▸ Selected text
= = = =

The Revolving Doors of Thomas Hardy


by David Peterson

Belated congratulations are in order for the Chicago Tribune's Thomas Hardy, a 20-year veteran of the paper who's been doubling as one of its political commentators for the past decade. That's because on January 31, Gov. Jim Edgar announced that Hardy was joining his administration as its "press secretary-designate." Hardy later will become the Governor's chief spokesman on June 1, replacing Mike Lawrence, who's resigning.

"Thomas Hardy is a highly and widely respected journalist," the Governor said at the time. He holds a Masters degree from Northwestern's Medill School of Journalism. Thus in joining the Governor's administration, Hardy and his new boss emulate the practice of former governors Richard Ogilvie, Dan Walker, and Jim Thompson, each of whom were smart enough to employ former journalists as their press secretaries, in the grand tradition of the endlessly revolving door that stands between this country's government and corporate sectors -- its media in particular. (Oh, yes. It's worth remembering that Mike Lawrence used to cover Springfield's Statehouse before he signed on with Edgar nine years ago, while Edgar was serving as Thompson's secretary of state. Old habits die hard.)

= = = =

▸ Raw data
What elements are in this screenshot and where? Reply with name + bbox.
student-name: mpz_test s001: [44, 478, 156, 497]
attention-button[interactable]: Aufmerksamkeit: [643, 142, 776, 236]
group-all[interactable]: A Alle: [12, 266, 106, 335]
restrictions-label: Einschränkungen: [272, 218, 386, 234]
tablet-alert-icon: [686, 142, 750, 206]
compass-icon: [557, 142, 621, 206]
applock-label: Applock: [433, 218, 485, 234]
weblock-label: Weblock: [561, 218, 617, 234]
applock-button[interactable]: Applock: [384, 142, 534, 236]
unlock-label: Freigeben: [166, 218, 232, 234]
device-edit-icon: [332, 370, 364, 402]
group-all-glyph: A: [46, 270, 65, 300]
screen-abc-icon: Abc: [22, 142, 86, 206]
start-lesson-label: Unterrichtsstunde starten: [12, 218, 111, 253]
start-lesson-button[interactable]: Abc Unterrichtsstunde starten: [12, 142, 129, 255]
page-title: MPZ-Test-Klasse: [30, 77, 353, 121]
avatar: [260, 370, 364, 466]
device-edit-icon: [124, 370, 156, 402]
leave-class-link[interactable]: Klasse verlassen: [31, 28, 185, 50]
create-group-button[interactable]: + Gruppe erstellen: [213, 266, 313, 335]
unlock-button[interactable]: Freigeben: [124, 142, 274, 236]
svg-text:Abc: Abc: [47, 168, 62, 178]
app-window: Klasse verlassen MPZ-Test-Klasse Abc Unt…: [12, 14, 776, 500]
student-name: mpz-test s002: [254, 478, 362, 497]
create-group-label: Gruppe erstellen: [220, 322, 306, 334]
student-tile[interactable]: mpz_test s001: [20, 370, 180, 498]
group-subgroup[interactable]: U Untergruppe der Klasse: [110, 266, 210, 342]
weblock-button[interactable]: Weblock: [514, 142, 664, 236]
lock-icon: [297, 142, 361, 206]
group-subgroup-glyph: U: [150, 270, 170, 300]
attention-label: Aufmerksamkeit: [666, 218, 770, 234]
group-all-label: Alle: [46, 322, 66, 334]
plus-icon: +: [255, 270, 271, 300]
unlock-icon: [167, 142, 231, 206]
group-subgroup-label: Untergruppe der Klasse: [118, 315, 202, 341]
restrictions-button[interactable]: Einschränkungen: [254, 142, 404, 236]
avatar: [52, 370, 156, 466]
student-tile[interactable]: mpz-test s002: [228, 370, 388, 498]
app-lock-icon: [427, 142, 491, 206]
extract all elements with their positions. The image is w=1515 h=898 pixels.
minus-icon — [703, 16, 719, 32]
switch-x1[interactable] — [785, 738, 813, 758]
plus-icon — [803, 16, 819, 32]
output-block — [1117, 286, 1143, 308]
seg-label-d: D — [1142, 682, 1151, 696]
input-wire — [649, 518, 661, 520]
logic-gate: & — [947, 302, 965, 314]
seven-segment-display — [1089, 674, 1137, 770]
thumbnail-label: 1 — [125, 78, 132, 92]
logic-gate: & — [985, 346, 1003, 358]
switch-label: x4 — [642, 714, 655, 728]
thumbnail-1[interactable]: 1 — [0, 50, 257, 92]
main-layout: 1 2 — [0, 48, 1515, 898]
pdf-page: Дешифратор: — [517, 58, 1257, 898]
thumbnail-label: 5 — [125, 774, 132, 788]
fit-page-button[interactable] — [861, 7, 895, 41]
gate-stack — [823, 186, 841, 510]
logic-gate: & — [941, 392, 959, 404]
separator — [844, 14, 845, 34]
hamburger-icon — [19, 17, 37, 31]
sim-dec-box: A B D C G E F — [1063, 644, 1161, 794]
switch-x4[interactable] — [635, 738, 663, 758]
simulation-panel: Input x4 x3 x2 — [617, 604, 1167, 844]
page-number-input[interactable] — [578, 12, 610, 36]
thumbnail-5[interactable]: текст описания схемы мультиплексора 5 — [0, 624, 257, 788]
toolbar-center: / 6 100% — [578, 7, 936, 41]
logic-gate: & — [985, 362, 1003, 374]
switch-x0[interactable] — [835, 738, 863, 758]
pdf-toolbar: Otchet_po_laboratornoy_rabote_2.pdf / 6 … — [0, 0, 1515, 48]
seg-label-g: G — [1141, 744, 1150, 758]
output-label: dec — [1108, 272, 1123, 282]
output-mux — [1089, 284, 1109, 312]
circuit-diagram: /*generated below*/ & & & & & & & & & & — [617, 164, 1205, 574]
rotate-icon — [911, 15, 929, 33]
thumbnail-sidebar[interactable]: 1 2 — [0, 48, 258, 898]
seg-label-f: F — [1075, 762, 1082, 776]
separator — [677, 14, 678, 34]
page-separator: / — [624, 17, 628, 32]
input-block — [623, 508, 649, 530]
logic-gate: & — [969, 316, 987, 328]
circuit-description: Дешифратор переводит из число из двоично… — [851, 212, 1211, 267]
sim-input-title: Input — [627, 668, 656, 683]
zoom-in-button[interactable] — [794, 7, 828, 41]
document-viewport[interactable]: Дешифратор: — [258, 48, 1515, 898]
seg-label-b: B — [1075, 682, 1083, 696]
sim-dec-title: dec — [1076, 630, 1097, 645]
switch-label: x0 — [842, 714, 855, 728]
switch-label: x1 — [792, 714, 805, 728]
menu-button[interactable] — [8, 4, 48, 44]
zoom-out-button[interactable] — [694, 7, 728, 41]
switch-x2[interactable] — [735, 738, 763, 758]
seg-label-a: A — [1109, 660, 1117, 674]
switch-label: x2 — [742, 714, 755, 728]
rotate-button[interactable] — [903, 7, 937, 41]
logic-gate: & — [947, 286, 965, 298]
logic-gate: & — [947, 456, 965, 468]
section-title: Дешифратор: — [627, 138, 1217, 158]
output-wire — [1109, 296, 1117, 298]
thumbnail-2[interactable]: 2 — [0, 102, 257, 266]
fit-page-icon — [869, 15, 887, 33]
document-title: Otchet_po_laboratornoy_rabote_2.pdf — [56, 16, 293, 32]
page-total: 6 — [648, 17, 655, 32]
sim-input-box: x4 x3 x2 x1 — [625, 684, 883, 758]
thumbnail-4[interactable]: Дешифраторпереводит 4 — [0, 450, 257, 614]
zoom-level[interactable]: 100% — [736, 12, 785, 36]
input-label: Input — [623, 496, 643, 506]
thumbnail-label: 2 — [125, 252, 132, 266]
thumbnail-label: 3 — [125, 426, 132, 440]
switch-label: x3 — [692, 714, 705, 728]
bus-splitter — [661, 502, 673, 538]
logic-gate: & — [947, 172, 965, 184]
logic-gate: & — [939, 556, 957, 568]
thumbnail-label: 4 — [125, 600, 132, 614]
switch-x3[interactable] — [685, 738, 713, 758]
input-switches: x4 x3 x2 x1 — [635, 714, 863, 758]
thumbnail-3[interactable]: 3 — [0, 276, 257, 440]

= = = =

▸ Required work
• a. From the article on Thomas Hardy, return the part that opens with the words containing "Belated congratulations are" and closes with "Lawrence, who's resigning.", copied exactly.
• b. According to the article on Thomas Hardy, on what date will Hardy become the Governor's chief spokesman?
• c. Decide whether each statement agrees with the article on Thomas Hardy. For each one, answer yes or no and quote the words of the article that settle it.
(i) Hardy had worked at the Chicago Tribune for 20 years.
(ii) Hardy's Masters degree is from the University of Chicago.
(iii) Mike Lawrence joined Edgar while Edgar was secretary of state.

▸ Answers
• a.
Belated congratulations are in order for the Chicago Tribune's Thomas Hardy, a 20-year veteran of the paper who's been doubling as one of its political commentators for the past decade. That's because on January 31, Gov. Jim Edgar announced that Hardy was joining his administration as its "press secretary-designate." Hardy later will become the Governor's chief spokesman on June 1, replacing Mike Lawrence, who's resigning.

• b. June 1

• c.
(i) Yes: "a 20-year veteran of the paper"
(ii) No: "He holds a Masters degree from Northwestern's Medill School of Journalism."
(iii) Yes: "before he signed on with Edgar nine years ago, while Edgar was serving as Thompson's secretary of state"